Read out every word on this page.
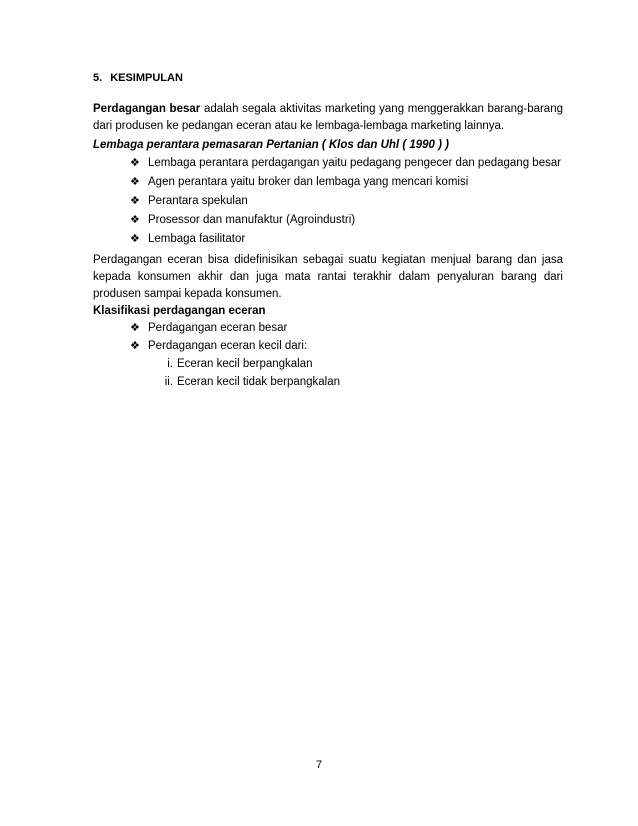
5. KESIMPULAN
Perdagangan besar adalah segala aktivitas marketing yang menggerakkan barang-barang dari produsen ke pedangan eceran atau ke lembaga-lembaga marketing lainnya.
Lembaga perantara pemasaran Pertanian ( Klos dan Uhl ( 1990 ) )
❖ Lembaga perantara perdagangan yaitu pedagang pengecer dan pedagang besar
❖ Agen perantara yaitu broker dan lembaga yang mencari komisi
❖ Perantara spekulan
❖ Prosessor dan manufaktur (Agroindustri)
❖ Lembaga fasilitator
Perdagangan eceran bisa didefinisikan sebagai suatu kegiatan menjual barang dan jasa kepada konsumen akhir dan juga mata rantai terakhir dalam penyaluran barang dari produsen sampai kepada konsumen.
Klasifikasi perdagangan eceran
❖ Perdagangan eceran besar
❖ Perdagangan eceran kecil dari:
i. Eceran kecil berpangkalan
ii. Eceran kecil tidak berpangkalan
7
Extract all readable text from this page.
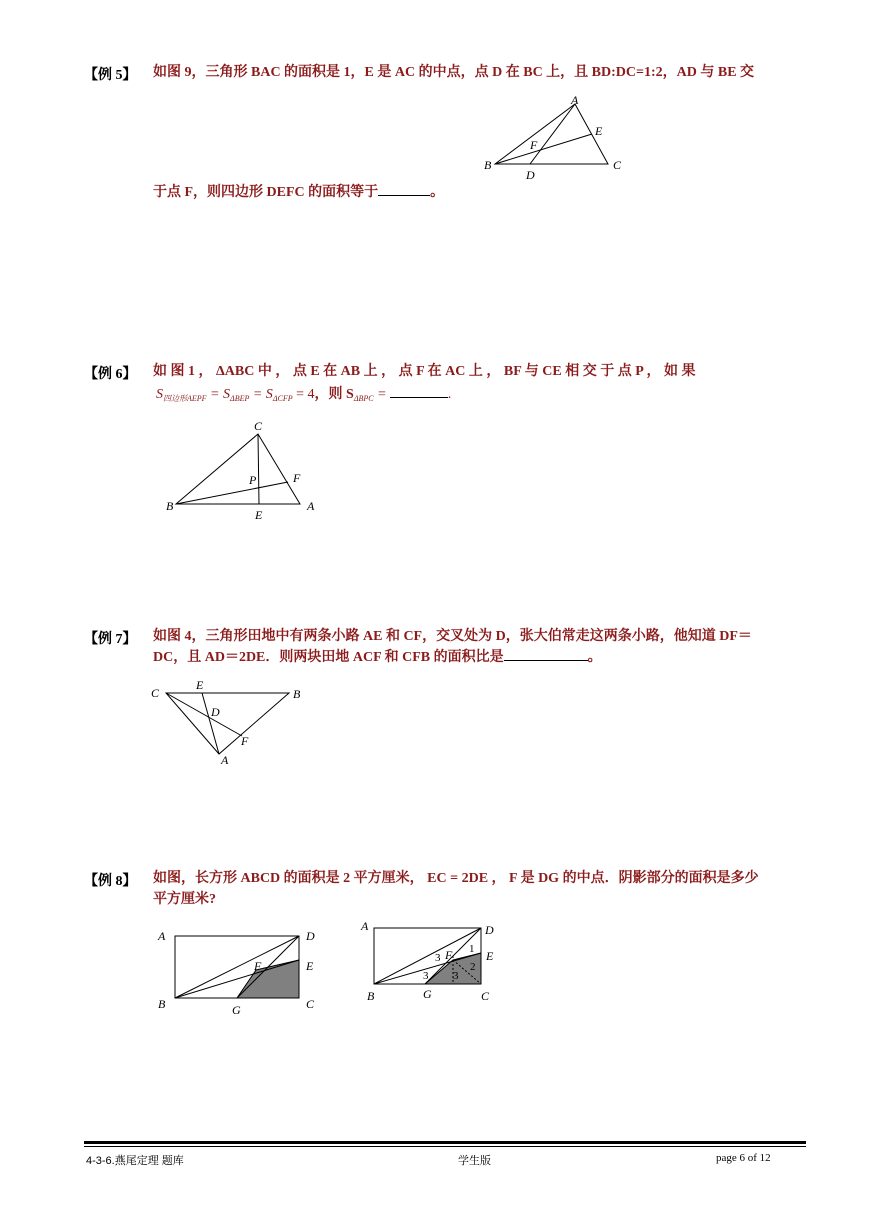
【例 5】 如图 9，三角形 BAC 的面积是 1，E 是 AC 的中点，点 D 在 BC 上，且 BD:DC=1:2，AD 与 BE 交
A
B	C
D
E
F
于点 F，则四边形 DEFC 的面积等于	。
【例 6】 如 图 1 ， ΔABC 中 ， 点 E 在 AB 上 ， 点 F 在 AC 上 ， BF 与 CE 相 交 于 点 P ， 如 果
$S_{四边形AEPF} = S_{\Delta BEP} = S_{\Delta CFP} = 4$，则 $S_{\Delta BPC}$ =	.
C
B	A
E
F
P
【例 7】 如图 4，三角形田地中有两条小路 AE 和 CF，交叉处为 D，张大伯常走这两条小路，他知道 DF＝
DC，且 AD＝2DE．则两块田地 ACF 和 CFB 的面积比是	。
C	B
E
D
F
A
【例 8】 如图，长方形 ABCD 的面积是 2 平方厘米， EC = 2DE ， F 是 DG 的中点．阴影部分的面积是多少
平方厘米?
A	D
E
F
B	G	C
A	D
E
F
B	G	C
1
2
3
3 3
4-3-6.燕尾定理 题库	学生版	page 6 of 12
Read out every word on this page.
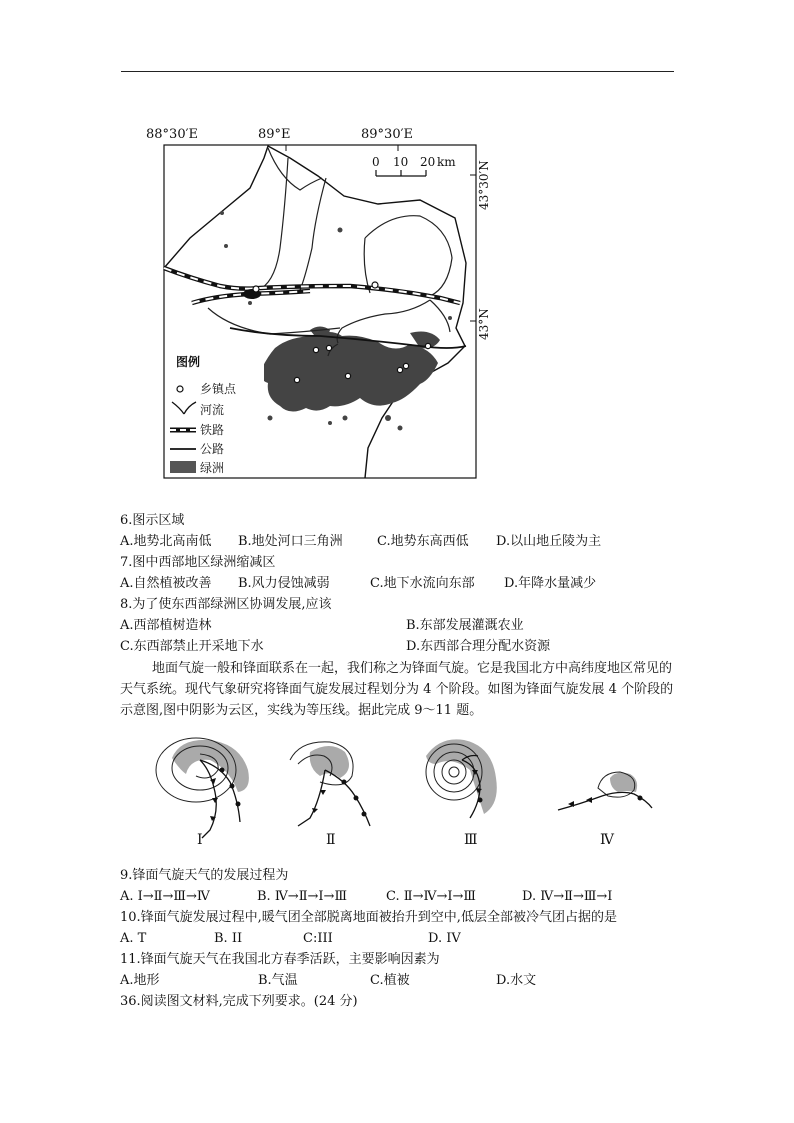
88°30′E	89°E	89°30′E
43°30′N
43°N
0 10 20 km
图例
乡镇点
河流
铁路
公路
绿洲
6.图示区域
A.地势北高南低 B.地处河口三角洲	C.地势东高西低 D.以山地丘陵为主
7.图中西部地区绿洲缩减区
A.自然植被改善 B.风力侵蚀减弱	C.地下水流向东部 D.年降水量减少
8.为了使东西部绿洲区协调发展,应该
A.西部植树造林	B.东部发展灌溉农业
C.东西部禁止开采地下水	D.东西部合理分配水资源
地面气旋一般和锋面联系在一起，我们称之为锋面气旋。它是我国北方中高纬度地区常见的天气系统。现代气象研究将锋面气旋发展过程划分为 4 个阶段。如图为锋面气旋发展 4 个阶段的示意图,图中阴影为云区，实线为等压线。据此完成 9～11 题。
Ⅰ	Ⅱ	Ⅲ	Ⅳ
9.锋面气旋天气的发展过程为
A. Ⅰ→Ⅱ→Ⅲ→Ⅳ	B. Ⅳ→Ⅱ→Ⅰ→Ⅲ	C. Ⅱ→Ⅳ→Ⅰ→Ⅲ	D. Ⅳ→Ⅱ→Ⅲ→Ⅰ
10.锋面气旋发展过程中,暖气团全部脱离地面被抬升到空中,低层全部被冷气团占据的是
A. T	B. II	C:III	D. IV
11.锋面气旋天气在我国北方春季活跃，主要影响因素为
A.地形	B.气温	C.植被	D.水文
36.阅读图文材料,完成下列要求。(24 分)
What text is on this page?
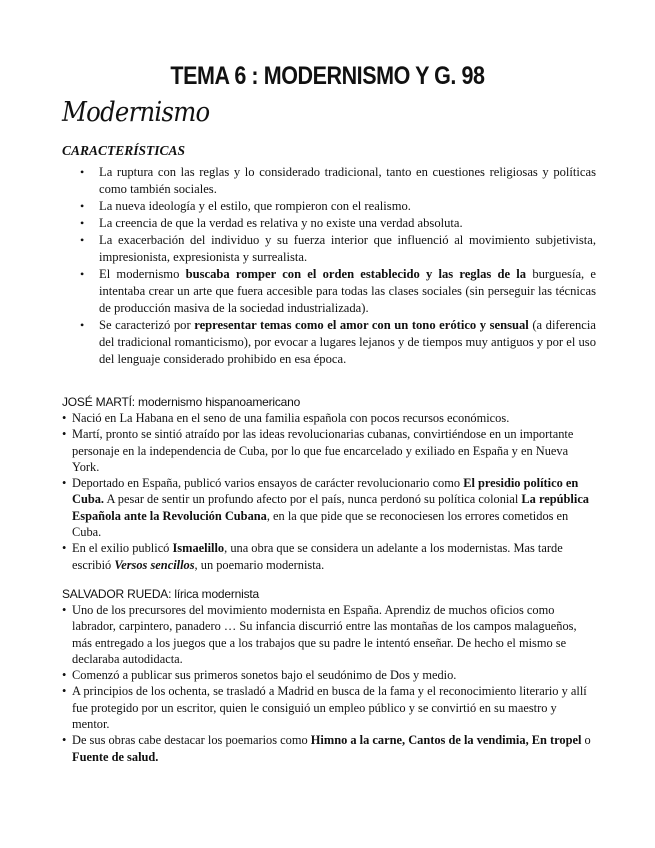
TEMA 6 : MODERNISMO Y G. 98
Modernismo
CARACTERÍSTICAS
• La ruptura con las reglas y lo considerado tradicional, tanto en cuestiones religiosas y políticas como también sociales.
• La nueva ideología y el estilo, que rompieron con el realismo.
• La creencia de que la verdad es relativa y no existe una verdad absoluta.
• La exacerbación del individuo y su fuerza interior que influenció al movimiento subjetivista, impresionista, expresionista y surrealista.
• El modernismo buscaba romper con el orden establecido y las reglas de la burguesía, e intentaba crear un arte que fuera accesible para todas las clases sociales (sin perseguir las técnicas de producción masiva de la sociedad industrializada).
• Se caracterizó por representar temas como el amor con un tono erótico y sensual (a diferencia del tradicional romanticismo), por evocar a lugares lejanos y de tiempos muy antiguos y por el uso del lenguaje considerado prohibido en esa época.

JOSÉ MARTÍ: modernismo hispanoamericano

• Nació en La Habana en el seno de una familia española con pocos recursos económicos.
• Martí, pronto se sintió atraído por las ideas revolucionarias cubanas, convirtiéndose en un importante personaje en la independencia de Cuba, por lo que fue encarcelado y exiliado en España y en Nueva York.
• Deportado en España, publicó varios ensayos de carácter revolucionario como El presidio político en Cuba. A pesar de sentir un profundo afecto por el país, nunca perdonó su política colonial La república Española ante la Revolución Cubana, en la que pide que se reconociesen los errores cometidos en Cuba.
• En el exilio publicó Ismaelillo, una obra que se considera un adelante a los modernistas. Mas tarde escribió Versos sencillos, un poemario modernista.

SALVADOR RUEDA: lírica modernista

• Uno de los precursores del movimiento modernista en España. Aprendiz de muchos oficios como labrador, carpintero, panadero … Su infancia discurrió entre las montañas de los campos malagueños, más entregado a los juegos que a los trabajos que su padre le intentó enseñar. De hecho el mismo se declaraba autodidacta.
• Comenzó a publicar sus primeros sonetos bajo el seudónimo de Dos y medio.
• A principios de los ochenta, se trasladó a Madrid en busca de la fama y el reconocimiento literario y allí fue protegido por un escritor, quien le consiguió un empleo público y se convirtió en su maestro y mentor.
• De sus obras cabe destacar los poemarios como Himno a la carne, Cantos de la vendimia, En tropel o Fuente de salud.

--------------------------------

* Exercise requirements *
Answer with one number only: how many lines above contain the word "text".

* Result below *
2